(Requirement 1) In the Boston Acoustics post, what retail price is given for the 5.1 surround sound set?
(Requirement 2) List every component that the Boston Acoustics post says the 5.1 set includes.
(Requirement 3) Retype the Boston Acoustics post, starting at the words "# Boston acoustics" and stopping after "roots and traits.".

(Excerpted text)
# Boston acoustics



## deacongreg (Jul 29, 2008)

I have always respected Boston Acoustics, as a company who makes a wide variety of speakers, in various price ranges, of very good quality. This system, seems to have those roots and traits.

Boston Acoustics Classic CS 2310 5.1 Speaker System Reviewed

* By: Sean Killebrew
* - Reviewer's System

* Category:
* Audio Reviews, Bookshelf Speaker Reviews, Equipment Reviews

* Resources & Links:
* Bookshelf Speaker Reviews
* , Boston Acoustics


* April 20, 2009

've been a fan of Boston Acoustics since the mid-80's, when my Mom actually came home with a pair of massive floor-standers that (according to the salesman at Circuit City) could be found behind the screen in some movie theaters. Flash forward some 25 years and now I'm listening to another impressive set of Boston's, these of the 5.1 surround sound variety and retailing for an affordable $850. The set includes two pairs of CS 23 satellites for the front/rear, the CS 223C center channel and the CS Sub 10 subwoofer.

(Dataset entries)
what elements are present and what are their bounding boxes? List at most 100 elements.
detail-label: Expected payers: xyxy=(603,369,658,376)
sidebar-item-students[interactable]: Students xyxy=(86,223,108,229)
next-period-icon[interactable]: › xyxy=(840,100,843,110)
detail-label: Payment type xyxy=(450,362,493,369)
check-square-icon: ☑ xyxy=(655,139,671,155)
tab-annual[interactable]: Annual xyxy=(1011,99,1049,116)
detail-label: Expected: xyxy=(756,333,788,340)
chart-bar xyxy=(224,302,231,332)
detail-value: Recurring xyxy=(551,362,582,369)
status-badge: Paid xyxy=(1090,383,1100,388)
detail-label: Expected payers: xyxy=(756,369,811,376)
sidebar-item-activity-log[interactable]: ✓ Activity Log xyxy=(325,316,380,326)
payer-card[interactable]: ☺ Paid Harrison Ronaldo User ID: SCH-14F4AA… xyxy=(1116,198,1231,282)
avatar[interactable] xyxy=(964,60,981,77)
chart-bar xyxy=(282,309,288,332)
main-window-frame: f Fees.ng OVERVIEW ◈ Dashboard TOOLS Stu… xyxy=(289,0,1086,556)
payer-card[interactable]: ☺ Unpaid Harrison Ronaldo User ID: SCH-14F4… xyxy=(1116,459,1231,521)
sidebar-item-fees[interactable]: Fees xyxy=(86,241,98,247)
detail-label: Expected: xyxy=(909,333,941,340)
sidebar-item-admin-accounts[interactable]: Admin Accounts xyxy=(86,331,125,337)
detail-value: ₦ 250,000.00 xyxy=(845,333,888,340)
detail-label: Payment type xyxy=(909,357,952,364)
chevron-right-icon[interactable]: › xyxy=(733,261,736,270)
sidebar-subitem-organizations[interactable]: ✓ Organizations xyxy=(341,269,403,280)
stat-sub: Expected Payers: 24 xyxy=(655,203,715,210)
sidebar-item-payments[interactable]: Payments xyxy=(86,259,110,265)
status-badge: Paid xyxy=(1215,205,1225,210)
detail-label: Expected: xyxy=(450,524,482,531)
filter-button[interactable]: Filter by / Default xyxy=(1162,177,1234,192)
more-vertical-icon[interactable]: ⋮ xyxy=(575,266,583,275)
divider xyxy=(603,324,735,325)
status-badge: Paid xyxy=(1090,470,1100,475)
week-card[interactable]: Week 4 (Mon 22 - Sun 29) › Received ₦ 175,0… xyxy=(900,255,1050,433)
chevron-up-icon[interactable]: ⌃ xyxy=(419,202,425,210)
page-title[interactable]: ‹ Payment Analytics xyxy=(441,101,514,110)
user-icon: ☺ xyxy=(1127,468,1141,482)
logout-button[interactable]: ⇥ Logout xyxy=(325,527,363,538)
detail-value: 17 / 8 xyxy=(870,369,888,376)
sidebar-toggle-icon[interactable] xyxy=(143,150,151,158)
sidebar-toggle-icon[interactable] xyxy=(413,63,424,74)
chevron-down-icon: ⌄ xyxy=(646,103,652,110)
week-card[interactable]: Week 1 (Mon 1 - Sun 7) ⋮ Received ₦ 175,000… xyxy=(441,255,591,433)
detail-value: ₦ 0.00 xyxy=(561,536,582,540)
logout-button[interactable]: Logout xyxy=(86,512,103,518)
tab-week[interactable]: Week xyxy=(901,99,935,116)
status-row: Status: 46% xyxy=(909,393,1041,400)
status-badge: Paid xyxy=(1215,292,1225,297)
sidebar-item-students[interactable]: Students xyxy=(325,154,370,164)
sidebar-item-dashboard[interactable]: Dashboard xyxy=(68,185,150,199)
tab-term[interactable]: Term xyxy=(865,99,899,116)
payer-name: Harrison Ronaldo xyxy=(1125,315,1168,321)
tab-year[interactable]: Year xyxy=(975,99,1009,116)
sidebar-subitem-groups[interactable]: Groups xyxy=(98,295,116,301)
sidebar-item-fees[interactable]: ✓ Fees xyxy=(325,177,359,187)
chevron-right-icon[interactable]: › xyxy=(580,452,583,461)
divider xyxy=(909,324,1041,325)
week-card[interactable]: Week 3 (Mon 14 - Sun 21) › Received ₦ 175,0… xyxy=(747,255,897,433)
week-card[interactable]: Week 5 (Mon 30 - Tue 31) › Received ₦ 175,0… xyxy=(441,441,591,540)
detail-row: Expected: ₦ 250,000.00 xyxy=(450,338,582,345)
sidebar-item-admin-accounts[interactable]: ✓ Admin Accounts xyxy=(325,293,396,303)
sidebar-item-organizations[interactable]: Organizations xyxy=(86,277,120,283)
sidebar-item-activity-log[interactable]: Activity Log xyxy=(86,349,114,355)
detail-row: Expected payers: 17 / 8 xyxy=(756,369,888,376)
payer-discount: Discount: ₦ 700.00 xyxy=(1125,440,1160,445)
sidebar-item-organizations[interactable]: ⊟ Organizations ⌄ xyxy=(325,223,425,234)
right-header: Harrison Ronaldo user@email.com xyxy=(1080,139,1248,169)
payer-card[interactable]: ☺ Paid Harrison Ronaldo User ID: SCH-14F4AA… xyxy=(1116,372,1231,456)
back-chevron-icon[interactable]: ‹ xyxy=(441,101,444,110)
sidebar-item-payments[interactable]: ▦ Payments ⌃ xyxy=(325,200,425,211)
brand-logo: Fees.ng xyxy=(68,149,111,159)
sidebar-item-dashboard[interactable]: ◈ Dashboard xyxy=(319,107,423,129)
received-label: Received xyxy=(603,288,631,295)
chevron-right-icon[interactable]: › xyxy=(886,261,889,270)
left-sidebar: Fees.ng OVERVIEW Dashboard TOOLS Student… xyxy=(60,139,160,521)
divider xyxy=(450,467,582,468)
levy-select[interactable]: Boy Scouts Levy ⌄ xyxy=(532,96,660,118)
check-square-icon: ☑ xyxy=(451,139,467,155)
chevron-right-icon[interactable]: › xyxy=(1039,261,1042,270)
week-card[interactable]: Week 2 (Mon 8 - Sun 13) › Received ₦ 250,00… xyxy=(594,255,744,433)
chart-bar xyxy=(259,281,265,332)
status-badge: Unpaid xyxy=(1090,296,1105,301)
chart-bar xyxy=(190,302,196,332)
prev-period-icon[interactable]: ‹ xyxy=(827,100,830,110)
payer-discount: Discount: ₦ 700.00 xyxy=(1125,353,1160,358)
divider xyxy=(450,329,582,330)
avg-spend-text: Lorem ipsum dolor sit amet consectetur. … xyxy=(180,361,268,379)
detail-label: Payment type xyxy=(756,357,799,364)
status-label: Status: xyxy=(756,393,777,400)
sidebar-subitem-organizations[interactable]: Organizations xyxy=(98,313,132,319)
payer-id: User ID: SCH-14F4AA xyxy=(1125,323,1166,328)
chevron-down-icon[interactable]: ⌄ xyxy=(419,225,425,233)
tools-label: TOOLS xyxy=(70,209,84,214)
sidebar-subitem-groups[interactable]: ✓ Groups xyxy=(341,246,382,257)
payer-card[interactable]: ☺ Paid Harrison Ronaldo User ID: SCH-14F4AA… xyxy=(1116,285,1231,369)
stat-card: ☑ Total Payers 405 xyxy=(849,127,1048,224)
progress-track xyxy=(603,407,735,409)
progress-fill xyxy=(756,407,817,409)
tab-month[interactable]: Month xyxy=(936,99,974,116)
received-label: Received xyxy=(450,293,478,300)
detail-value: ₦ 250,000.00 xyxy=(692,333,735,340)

(Task solution 1) $850

(Task solution 2) Two pairs of CS 23 satellites for the front/rear, the CS 223C center channel, and the CS Sub 10 subwoofer

(Task solution 3)
# Boston acoustics



## deacongreg (Jul 29, 2008)

I have always respected Boston Acoustics, as a company who makes a wide variety of speakers, in various price ranges, of very good quality. This system, seems to have those roots and traits.